» A run of records:
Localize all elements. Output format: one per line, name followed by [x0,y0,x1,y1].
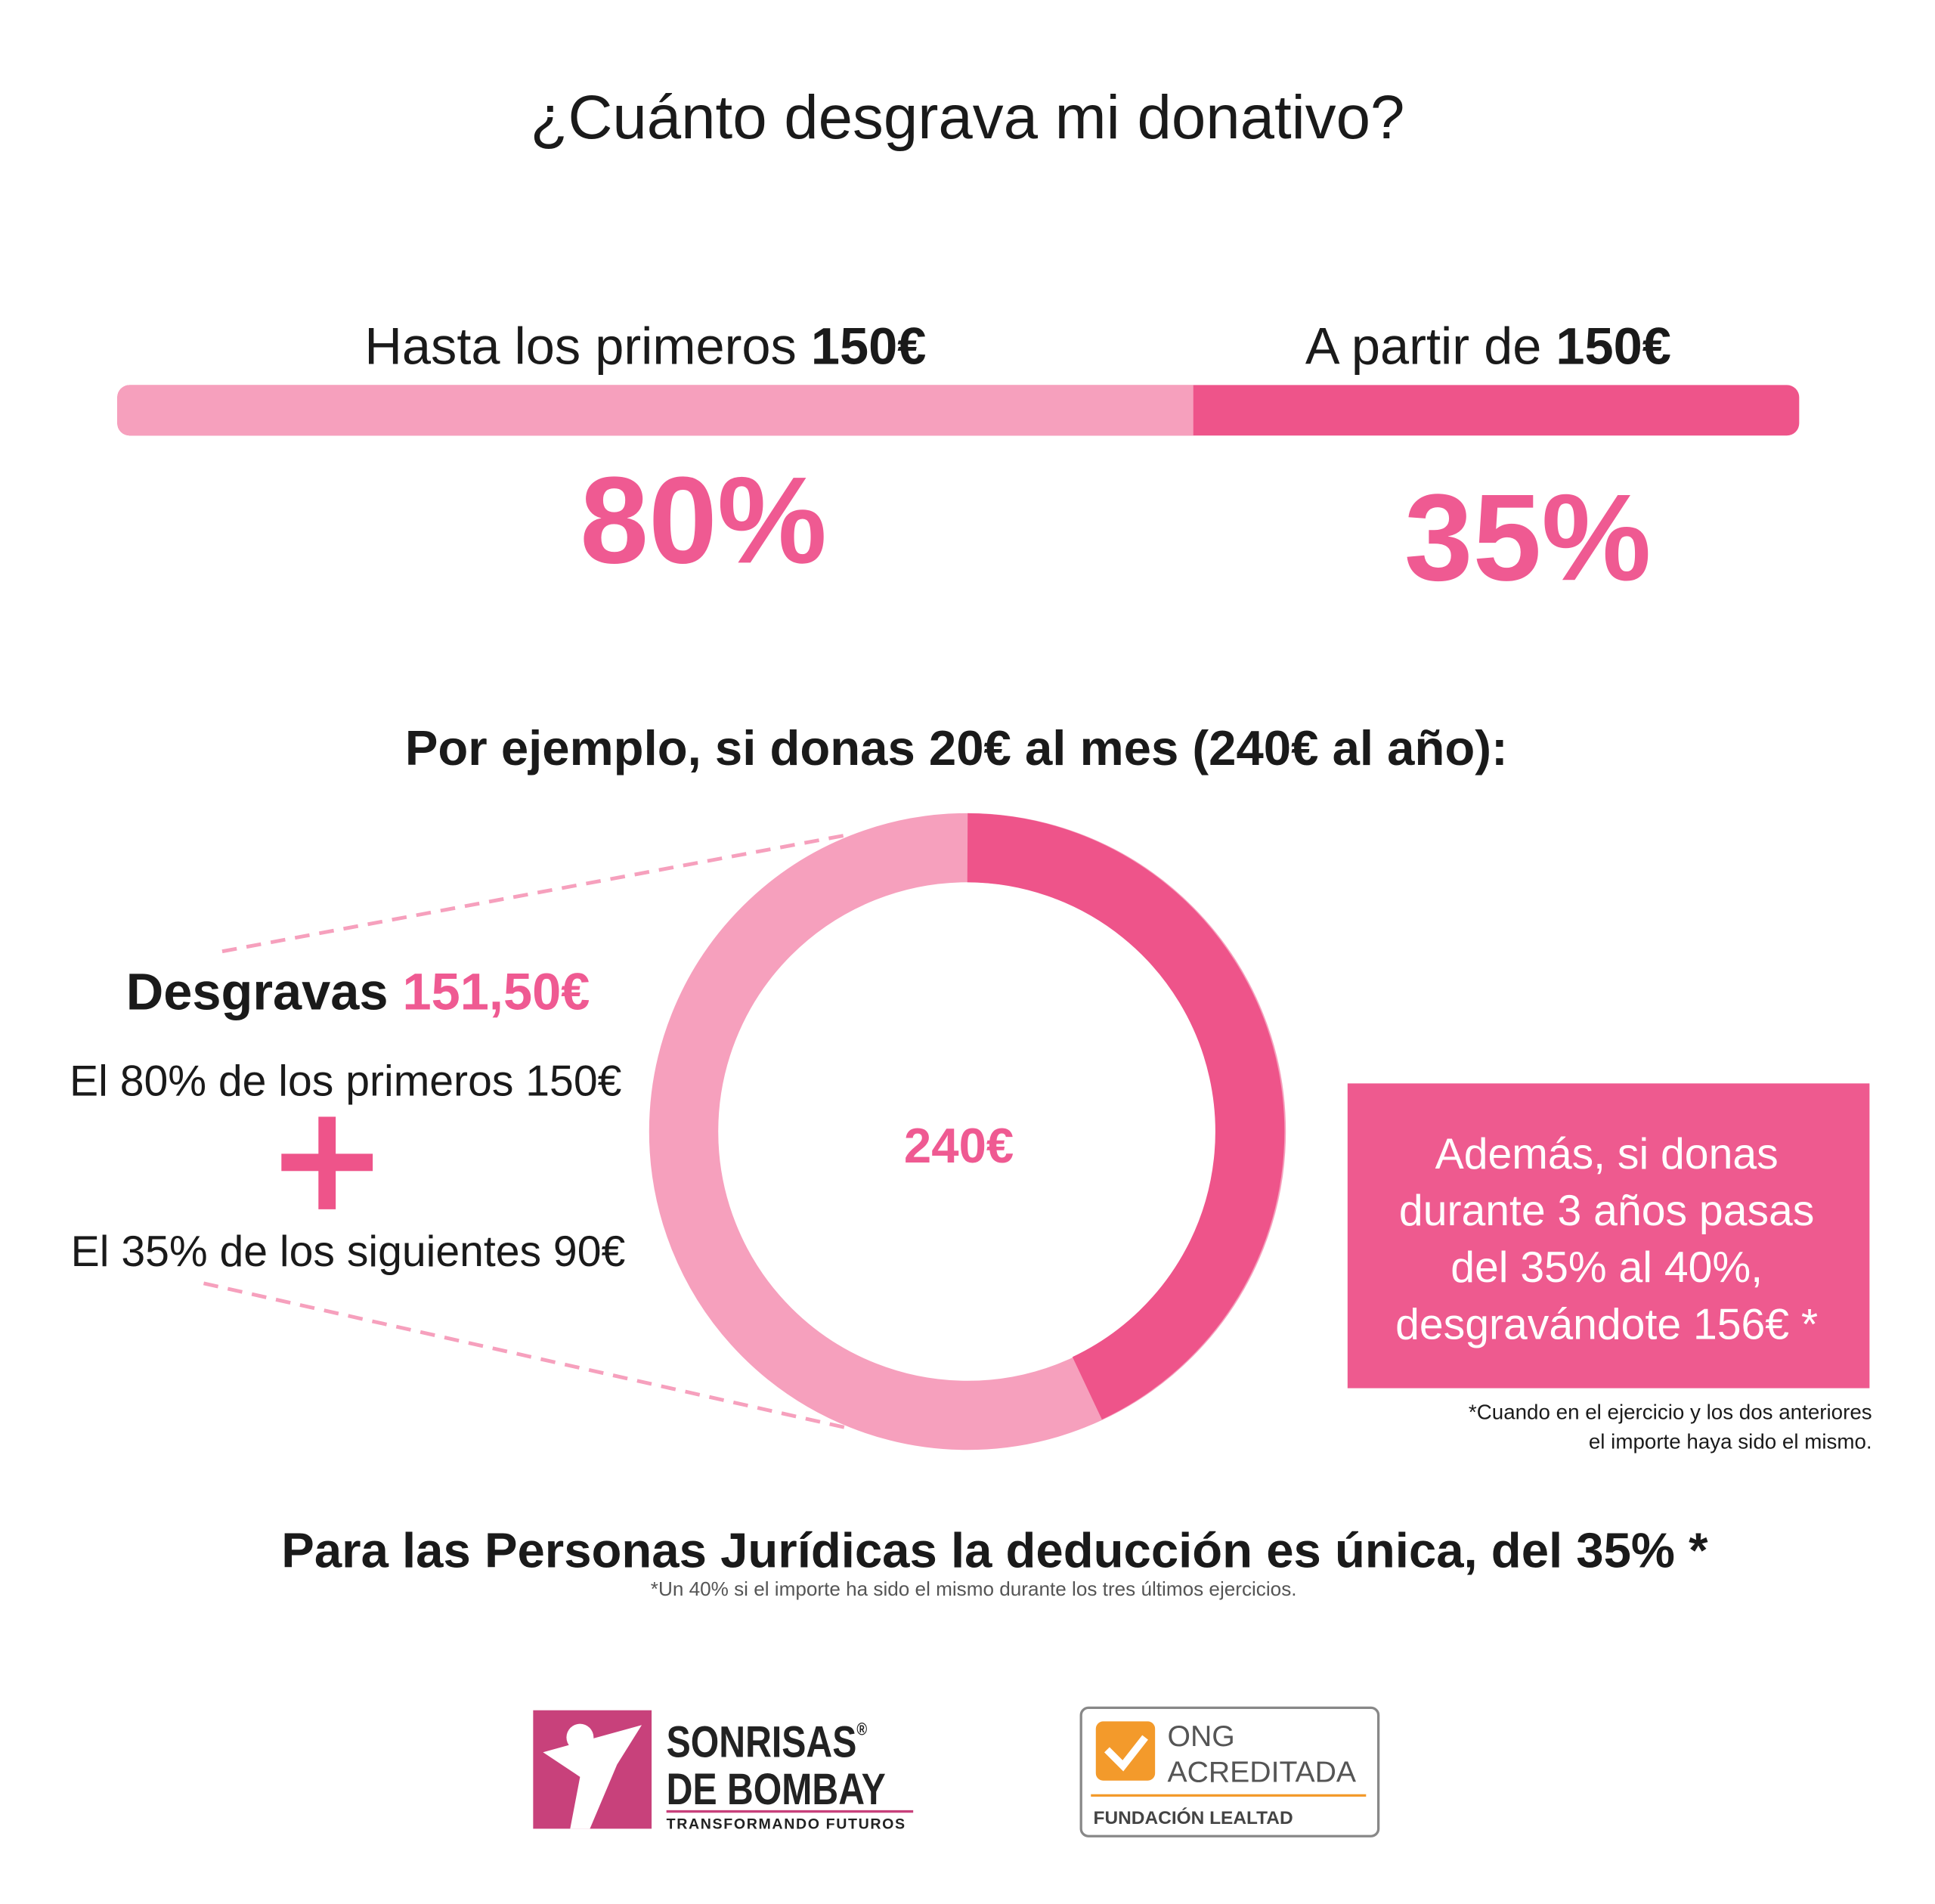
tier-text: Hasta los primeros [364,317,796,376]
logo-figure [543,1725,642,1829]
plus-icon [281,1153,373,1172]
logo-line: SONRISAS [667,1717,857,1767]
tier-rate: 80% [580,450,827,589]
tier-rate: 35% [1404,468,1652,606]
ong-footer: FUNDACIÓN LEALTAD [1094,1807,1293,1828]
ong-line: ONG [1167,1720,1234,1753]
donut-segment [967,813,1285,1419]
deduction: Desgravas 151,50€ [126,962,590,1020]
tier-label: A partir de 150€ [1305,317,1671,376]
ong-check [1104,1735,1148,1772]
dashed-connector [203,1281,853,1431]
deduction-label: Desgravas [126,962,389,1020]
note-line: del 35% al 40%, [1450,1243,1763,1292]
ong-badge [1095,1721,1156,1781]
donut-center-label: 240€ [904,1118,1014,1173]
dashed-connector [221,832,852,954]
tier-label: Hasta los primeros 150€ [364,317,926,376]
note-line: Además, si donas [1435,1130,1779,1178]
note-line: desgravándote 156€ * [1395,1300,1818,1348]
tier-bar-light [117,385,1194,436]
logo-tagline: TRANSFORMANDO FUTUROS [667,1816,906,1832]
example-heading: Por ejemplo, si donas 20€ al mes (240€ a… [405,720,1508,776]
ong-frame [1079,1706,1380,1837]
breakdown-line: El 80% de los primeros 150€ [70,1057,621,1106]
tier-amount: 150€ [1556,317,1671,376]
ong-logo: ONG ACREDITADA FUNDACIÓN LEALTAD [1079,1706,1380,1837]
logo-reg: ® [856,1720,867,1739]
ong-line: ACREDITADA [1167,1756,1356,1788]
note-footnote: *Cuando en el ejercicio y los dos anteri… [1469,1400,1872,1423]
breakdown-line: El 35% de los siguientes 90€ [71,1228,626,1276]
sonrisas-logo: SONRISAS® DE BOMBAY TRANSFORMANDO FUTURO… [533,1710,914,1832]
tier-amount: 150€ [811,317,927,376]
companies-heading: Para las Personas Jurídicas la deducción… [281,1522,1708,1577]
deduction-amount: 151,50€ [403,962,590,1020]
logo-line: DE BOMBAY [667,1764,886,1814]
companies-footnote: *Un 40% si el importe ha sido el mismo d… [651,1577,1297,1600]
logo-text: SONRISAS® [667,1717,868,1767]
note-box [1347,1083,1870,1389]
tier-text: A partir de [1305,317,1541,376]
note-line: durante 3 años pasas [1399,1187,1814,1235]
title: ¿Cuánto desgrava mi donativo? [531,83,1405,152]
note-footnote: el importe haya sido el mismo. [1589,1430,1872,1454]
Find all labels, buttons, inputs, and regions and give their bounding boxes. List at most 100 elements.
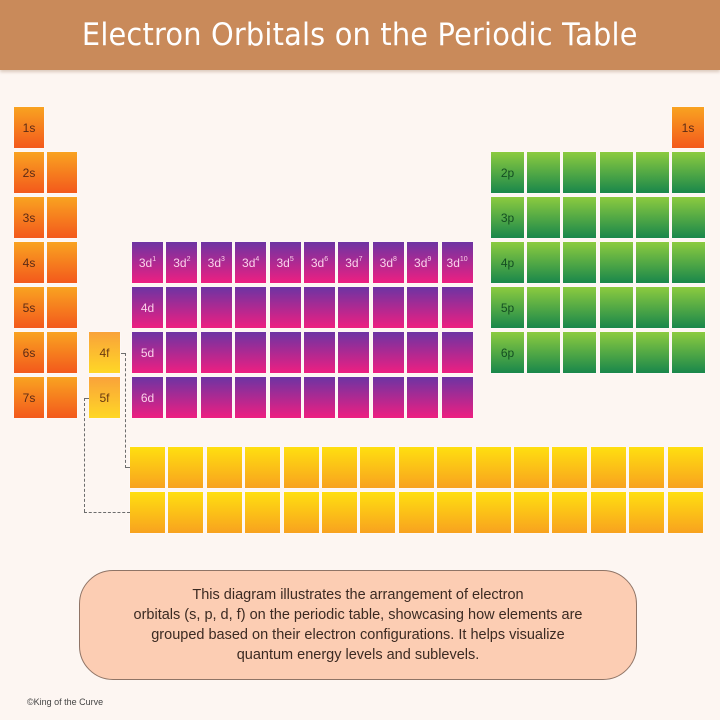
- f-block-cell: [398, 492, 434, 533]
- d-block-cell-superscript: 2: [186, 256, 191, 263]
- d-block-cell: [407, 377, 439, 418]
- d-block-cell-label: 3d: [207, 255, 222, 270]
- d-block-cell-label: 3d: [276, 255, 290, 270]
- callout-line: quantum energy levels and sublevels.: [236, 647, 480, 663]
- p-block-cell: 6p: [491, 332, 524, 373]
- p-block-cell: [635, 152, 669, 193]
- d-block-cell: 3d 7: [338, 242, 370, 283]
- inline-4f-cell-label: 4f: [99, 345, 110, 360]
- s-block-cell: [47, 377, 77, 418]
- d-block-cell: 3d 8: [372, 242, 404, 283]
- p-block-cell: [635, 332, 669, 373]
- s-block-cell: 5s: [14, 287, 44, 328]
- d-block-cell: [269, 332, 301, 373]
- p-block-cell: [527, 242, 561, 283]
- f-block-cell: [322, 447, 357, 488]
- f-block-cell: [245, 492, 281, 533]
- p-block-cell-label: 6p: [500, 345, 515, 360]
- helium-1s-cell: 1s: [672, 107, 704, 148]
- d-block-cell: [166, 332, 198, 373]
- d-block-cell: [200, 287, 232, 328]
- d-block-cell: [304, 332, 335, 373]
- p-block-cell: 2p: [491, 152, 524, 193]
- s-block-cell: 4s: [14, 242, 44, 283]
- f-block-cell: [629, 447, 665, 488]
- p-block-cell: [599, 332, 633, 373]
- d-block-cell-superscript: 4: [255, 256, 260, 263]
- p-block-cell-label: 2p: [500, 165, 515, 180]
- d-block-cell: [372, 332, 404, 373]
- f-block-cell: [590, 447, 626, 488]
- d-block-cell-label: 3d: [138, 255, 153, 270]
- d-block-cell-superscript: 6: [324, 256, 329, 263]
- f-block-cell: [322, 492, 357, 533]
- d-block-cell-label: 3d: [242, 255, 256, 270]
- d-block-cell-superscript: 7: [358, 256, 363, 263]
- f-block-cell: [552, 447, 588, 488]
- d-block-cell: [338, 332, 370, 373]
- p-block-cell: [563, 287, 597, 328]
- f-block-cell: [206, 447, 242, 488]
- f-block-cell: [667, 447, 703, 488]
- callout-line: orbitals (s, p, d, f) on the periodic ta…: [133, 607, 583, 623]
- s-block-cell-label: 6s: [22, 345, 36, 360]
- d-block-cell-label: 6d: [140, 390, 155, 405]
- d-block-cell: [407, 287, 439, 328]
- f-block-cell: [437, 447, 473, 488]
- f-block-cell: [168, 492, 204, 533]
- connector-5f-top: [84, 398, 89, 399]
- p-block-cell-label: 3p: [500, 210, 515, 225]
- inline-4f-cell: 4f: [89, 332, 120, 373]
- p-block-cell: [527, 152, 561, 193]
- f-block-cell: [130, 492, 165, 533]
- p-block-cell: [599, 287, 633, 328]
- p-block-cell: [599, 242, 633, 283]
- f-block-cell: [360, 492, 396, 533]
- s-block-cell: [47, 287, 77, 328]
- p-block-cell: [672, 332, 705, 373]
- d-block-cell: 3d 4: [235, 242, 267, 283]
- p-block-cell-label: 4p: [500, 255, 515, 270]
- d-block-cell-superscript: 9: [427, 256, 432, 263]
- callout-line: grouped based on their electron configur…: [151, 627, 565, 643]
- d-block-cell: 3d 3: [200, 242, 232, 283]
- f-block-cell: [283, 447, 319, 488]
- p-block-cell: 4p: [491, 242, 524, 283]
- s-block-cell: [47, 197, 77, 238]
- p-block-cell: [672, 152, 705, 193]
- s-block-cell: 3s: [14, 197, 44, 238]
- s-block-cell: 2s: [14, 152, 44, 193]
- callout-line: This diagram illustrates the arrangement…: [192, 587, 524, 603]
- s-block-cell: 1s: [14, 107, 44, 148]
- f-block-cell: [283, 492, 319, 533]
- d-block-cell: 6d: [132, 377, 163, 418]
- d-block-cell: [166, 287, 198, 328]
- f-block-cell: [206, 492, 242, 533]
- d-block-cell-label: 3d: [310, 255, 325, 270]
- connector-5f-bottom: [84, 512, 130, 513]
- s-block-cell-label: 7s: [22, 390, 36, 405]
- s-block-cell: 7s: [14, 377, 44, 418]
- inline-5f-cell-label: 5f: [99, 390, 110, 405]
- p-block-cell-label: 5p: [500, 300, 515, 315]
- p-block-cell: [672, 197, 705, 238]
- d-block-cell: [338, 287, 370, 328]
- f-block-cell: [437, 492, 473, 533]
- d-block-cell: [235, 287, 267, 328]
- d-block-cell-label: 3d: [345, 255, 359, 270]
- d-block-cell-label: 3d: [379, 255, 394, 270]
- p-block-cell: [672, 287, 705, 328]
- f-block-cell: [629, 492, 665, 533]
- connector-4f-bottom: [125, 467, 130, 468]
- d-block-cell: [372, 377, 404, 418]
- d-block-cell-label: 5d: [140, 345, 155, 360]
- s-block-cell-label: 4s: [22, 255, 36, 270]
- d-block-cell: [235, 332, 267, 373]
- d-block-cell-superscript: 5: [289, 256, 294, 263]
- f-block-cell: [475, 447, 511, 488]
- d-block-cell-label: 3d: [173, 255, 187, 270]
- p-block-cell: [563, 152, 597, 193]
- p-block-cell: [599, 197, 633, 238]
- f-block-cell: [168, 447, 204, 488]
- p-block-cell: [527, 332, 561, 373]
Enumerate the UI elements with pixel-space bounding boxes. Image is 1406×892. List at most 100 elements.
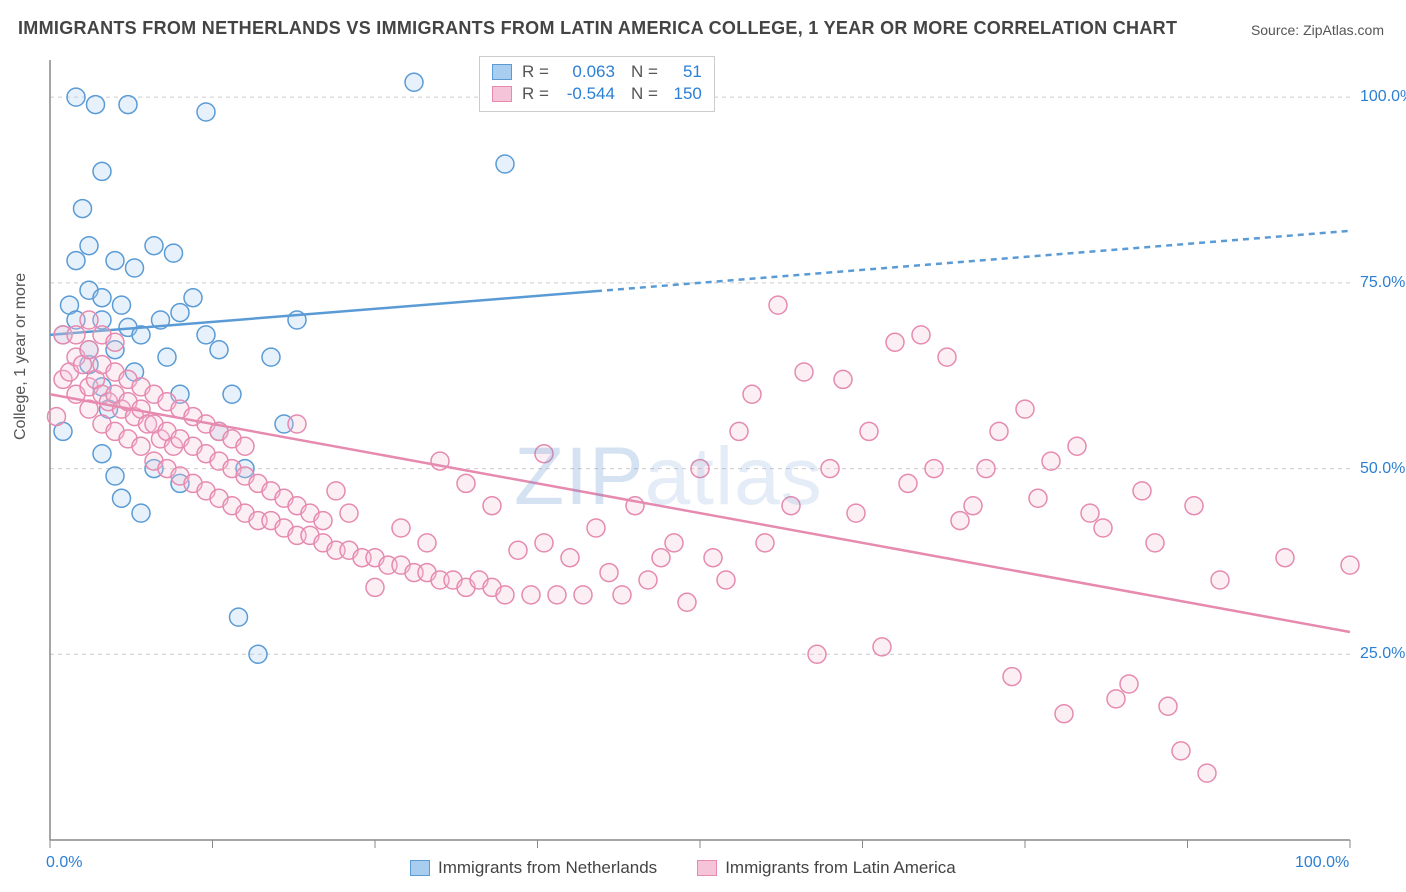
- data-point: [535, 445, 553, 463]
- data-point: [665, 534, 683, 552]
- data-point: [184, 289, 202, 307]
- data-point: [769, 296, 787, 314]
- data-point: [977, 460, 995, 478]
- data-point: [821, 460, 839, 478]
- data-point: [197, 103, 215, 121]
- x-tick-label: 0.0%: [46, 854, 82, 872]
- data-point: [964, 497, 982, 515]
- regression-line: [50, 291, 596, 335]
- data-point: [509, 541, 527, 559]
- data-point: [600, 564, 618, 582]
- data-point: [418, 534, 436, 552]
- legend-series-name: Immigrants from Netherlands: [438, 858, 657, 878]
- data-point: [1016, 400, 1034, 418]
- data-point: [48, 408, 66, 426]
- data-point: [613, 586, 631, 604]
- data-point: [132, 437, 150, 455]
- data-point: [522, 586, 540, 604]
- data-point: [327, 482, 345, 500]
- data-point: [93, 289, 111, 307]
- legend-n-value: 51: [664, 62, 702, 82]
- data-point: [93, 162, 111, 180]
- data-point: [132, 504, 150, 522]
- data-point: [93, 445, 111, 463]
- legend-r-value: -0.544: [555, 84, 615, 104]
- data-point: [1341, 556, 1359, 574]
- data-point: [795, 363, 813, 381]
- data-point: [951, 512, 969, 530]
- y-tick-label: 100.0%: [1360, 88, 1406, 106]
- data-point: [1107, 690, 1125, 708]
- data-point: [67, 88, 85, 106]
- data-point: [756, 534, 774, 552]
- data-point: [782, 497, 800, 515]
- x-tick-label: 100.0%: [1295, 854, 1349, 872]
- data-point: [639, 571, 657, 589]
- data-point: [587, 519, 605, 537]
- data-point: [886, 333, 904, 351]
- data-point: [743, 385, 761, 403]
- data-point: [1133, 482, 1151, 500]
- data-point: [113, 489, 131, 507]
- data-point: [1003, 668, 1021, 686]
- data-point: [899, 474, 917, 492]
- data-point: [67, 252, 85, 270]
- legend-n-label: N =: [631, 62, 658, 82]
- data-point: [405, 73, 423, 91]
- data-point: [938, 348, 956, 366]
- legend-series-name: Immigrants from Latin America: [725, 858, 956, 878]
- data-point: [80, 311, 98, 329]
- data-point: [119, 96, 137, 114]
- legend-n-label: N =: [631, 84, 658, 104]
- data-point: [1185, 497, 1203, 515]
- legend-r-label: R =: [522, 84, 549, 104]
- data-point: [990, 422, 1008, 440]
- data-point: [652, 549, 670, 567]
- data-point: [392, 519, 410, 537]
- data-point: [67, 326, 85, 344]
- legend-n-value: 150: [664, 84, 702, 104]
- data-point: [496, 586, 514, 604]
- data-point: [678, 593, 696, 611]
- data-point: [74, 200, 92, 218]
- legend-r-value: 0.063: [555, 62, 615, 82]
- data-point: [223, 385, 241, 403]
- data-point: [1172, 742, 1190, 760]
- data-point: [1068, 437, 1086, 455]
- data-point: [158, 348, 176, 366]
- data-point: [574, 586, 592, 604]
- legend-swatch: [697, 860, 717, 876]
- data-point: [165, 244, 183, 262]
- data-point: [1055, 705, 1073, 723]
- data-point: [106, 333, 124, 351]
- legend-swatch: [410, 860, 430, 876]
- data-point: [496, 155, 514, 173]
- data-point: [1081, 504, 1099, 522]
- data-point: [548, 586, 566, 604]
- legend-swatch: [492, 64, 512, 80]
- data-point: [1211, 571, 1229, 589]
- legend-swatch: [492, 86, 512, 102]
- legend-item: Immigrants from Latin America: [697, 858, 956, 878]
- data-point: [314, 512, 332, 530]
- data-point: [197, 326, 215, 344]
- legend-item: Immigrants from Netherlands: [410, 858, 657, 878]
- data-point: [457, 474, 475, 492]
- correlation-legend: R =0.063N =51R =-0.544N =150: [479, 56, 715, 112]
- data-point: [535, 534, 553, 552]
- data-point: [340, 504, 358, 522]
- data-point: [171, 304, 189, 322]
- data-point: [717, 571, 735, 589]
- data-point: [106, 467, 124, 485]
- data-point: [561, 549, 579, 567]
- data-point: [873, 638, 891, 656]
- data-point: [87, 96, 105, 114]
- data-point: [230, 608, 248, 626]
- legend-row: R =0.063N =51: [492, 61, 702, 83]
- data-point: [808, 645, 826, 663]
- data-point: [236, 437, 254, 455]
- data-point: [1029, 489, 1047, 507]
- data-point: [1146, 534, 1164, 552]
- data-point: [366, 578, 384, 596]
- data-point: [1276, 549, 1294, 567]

» Stated problem:
Reproduce without alteration the lines above, starting at the line that contains "- f-block-cell: [398, 492, 434, 533]" and ending at the line that contains "- d-block-cell-label: 3d: [276, 255, 290, 270]", with both of those lines included.

» Result of this exercise:
- f-block-cell: [398, 492, 434, 533]
- d-block-cell-superscript: 2: [186, 256, 191, 263]
- d-block-cell: [407, 377, 439, 418]
- d-block-cell-label: 3d: [207, 255, 222, 270]
- d-block-cell-label: 3d: [276, 255, 290, 270]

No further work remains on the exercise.